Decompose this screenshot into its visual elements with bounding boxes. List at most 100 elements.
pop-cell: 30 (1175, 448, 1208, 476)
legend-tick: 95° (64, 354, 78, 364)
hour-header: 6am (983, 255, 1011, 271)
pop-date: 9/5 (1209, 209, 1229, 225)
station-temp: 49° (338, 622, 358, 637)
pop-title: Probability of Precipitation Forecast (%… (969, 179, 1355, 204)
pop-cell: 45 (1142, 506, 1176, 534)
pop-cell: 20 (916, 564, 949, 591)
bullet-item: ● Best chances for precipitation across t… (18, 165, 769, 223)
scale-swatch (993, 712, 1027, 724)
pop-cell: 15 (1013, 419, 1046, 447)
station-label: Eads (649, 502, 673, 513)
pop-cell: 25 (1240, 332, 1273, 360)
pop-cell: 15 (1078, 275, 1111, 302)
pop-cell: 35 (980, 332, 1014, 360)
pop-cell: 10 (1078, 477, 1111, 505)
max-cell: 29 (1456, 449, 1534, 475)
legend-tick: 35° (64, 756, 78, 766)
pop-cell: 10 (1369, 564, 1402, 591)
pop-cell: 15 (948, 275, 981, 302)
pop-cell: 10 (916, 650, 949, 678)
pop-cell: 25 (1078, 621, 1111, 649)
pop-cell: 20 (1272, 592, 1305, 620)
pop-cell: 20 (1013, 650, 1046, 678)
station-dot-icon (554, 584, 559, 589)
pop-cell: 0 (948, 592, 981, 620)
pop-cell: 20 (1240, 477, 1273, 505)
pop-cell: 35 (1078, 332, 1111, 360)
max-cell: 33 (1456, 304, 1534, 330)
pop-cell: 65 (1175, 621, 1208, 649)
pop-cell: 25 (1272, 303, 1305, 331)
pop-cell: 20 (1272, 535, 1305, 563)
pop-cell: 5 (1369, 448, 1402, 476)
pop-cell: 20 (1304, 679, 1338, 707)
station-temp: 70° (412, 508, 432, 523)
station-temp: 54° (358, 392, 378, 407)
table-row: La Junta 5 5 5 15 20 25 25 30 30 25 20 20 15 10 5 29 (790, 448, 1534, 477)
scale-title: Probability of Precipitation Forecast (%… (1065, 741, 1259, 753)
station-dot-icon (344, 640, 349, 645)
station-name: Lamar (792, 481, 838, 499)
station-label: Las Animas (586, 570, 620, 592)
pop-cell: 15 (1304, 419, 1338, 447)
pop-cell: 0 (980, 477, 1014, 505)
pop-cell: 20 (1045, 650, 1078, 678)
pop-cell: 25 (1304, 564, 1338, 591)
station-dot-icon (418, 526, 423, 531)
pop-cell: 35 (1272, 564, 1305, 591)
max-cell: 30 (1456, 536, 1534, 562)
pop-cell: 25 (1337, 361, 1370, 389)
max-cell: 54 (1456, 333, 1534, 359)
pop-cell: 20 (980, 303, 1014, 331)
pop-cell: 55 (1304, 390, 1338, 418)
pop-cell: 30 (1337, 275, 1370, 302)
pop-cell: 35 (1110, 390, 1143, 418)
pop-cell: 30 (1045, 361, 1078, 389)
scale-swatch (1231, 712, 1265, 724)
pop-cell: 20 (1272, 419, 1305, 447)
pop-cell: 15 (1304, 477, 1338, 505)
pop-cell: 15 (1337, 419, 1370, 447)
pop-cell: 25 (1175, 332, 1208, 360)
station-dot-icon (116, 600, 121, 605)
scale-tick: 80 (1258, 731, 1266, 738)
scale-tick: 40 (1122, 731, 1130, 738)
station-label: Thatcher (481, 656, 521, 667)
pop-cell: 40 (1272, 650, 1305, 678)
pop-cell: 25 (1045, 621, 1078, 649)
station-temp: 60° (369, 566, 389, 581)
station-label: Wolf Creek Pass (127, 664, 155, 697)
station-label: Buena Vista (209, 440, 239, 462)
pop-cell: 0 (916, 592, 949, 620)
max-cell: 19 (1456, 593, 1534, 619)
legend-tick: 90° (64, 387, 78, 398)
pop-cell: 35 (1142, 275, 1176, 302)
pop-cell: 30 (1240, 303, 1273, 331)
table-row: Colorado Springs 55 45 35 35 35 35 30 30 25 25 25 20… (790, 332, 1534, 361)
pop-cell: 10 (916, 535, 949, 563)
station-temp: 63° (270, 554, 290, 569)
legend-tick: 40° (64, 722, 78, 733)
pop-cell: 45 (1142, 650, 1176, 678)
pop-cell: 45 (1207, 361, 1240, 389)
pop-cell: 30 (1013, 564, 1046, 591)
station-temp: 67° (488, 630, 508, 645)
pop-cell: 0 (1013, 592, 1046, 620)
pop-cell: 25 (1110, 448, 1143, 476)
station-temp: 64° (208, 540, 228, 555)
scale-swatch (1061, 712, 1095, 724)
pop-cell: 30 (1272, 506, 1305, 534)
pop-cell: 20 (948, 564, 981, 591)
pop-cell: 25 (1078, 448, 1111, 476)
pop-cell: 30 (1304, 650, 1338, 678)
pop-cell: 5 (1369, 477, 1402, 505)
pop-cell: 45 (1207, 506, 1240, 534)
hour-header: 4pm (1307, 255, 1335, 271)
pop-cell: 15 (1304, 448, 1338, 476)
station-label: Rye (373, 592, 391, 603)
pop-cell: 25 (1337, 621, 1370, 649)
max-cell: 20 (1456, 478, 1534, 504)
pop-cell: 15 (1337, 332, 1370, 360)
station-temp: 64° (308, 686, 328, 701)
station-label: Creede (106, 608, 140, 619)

What to produce:
Please reproduce the data from the start through the line containing "pop-cell: 5 (1369, 448, 1402, 476)", swapping "legend-tick" for "legend-mark" and leaving everything else unchanged. Return only those lines.

Written response:
Decompose this screenshot into its visual elements with bounding boxes. List at most 100 elements.
pop-cell: 30 (1175, 448, 1208, 476)
legend-mark: 95° (64, 354, 78, 364)
hour-header: 6am (983, 255, 1011, 271)
pop-date: 9/5 (1209, 209, 1229, 225)
station-temp: 49° (338, 622, 358, 637)
pop-title: Probability of Precipitation Forecast (%… (969, 179, 1355, 204)
pop-cell: 45 (1142, 506, 1176, 534)
pop-cell: 20 (916, 564, 949, 591)
bullet-item: ● Best chances for precipitation across t… (18, 165, 769, 223)
scale-swatch (993, 712, 1027, 724)
pop-cell: 15 (1013, 419, 1046, 447)
station-label: Eads (649, 502, 673, 513)
pop-cell: 25 (1240, 332, 1273, 360)
pop-cell: 15 (1078, 275, 1111, 302)
pop-cell: 35 (980, 332, 1014, 360)
pop-cell: 10 (1078, 477, 1111, 505)
max-cell: 29 (1456, 449, 1534, 475)
legend-mark: 35° (64, 756, 78, 766)
pop-cell: 10 (1369, 564, 1402, 591)
pop-cell: 15 (948, 275, 981, 302)
pop-cell: 10 (916, 650, 949, 678)
pop-cell: 25 (1078, 621, 1111, 649)
pop-cell: 20 (1272, 592, 1305, 620)
pop-cell: 20 (1013, 650, 1046, 678)
station-dot-icon (554, 584, 559, 589)
pop-cell: 0 (948, 592, 981, 620)
pop-cell: 20 (1240, 477, 1273, 505)
pop-cell: 35 (1078, 332, 1111, 360)
max-cell: 33 (1456, 304, 1534, 330)
pop-cell: 65 (1175, 621, 1208, 649)
pop-cell: 25 (1272, 303, 1305, 331)
pop-cell: 20 (1272, 535, 1305, 563)
pop-cell: 5 (1369, 448, 1402, 476)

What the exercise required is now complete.